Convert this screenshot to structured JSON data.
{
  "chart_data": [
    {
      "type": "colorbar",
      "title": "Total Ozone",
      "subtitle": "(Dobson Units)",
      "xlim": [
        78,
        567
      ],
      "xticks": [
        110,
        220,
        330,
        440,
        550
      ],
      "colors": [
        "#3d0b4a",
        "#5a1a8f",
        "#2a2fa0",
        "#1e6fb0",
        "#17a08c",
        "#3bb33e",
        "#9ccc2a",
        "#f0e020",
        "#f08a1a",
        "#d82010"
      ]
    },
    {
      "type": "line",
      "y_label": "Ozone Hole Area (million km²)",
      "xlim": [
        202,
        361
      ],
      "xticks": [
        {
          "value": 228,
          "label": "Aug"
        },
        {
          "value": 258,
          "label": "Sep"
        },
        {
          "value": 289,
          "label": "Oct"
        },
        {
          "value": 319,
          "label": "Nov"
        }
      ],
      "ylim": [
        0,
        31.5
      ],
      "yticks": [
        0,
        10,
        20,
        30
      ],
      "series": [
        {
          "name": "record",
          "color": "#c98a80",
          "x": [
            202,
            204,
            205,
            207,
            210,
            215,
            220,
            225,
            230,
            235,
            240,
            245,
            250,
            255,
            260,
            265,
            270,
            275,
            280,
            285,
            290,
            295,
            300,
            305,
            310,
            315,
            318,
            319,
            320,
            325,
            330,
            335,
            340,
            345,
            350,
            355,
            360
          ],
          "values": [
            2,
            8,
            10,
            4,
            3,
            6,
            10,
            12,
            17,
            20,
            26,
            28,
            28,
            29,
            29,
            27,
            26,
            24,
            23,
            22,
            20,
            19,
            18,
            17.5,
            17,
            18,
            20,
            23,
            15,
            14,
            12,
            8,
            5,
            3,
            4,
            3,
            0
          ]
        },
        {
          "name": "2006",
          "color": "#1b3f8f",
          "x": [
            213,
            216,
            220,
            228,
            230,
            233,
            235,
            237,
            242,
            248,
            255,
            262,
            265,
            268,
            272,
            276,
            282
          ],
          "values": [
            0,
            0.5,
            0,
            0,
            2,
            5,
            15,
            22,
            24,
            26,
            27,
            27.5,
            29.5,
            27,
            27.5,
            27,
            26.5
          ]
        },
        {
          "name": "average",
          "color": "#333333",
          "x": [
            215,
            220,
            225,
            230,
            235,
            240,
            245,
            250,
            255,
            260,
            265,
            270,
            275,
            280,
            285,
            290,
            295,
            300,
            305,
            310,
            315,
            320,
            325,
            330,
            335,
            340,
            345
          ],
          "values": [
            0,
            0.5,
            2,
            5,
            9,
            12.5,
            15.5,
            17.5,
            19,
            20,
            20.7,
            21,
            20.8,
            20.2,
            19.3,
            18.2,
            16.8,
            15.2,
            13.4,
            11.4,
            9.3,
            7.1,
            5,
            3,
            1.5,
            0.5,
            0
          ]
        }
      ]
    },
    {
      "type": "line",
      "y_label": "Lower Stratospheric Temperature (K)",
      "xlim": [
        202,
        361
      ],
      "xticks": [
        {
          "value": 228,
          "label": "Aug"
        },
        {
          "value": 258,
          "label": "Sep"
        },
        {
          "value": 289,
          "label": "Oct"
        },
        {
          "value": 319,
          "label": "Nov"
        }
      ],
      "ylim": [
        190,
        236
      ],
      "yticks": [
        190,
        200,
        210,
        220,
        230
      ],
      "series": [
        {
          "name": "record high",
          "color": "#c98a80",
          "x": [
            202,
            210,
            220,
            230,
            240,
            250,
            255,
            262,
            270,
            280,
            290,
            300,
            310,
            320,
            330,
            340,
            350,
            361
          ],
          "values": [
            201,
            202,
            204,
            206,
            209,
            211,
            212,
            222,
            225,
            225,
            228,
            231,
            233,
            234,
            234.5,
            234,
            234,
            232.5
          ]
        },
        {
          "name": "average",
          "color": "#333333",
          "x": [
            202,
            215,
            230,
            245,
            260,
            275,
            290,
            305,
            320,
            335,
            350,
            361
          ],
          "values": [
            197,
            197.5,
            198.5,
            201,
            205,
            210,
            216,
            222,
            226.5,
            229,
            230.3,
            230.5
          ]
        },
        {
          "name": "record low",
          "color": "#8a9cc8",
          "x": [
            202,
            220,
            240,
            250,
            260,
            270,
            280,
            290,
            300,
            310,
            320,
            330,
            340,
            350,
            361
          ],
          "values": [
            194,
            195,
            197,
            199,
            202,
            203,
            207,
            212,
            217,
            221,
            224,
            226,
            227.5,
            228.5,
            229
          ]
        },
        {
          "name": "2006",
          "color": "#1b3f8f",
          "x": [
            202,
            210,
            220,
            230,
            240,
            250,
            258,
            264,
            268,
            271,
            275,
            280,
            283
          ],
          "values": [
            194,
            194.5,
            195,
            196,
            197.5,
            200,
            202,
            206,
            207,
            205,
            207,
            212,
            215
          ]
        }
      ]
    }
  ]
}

Challenge -
Go through the material and select each line with the string "record" in it.

Response below -
          "name": "record",
          "name": "record high",
          "name": "record low",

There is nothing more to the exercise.